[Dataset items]

begin

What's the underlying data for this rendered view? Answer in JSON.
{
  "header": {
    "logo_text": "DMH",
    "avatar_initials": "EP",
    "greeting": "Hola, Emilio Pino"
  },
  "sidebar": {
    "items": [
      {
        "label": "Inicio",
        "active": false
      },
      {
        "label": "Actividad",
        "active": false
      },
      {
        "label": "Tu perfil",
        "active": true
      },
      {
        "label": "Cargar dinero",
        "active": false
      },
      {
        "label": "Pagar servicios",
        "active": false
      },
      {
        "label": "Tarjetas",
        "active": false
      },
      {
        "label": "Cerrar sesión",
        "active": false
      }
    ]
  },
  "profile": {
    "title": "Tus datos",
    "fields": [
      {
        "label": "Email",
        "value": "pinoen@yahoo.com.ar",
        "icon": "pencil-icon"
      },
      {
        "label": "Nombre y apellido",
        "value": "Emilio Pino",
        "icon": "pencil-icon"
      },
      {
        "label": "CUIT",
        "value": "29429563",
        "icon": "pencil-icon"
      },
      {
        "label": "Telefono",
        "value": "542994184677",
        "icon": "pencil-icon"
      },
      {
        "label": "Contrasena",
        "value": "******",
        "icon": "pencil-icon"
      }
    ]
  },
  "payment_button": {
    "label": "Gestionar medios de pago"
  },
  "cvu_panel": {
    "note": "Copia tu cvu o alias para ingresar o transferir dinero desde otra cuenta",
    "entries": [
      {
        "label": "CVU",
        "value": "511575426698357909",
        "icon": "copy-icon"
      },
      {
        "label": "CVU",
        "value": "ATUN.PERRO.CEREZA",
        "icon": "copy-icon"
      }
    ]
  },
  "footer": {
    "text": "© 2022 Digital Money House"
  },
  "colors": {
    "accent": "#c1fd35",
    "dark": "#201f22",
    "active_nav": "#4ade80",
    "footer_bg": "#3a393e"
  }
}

end

Problem to work on
Only lines that contain the word "Emilio" are wanted; copy each of them.

Output of the exercise
    "greeting": "Hola, Emilio Pino"
        "value": "Emilio Pino",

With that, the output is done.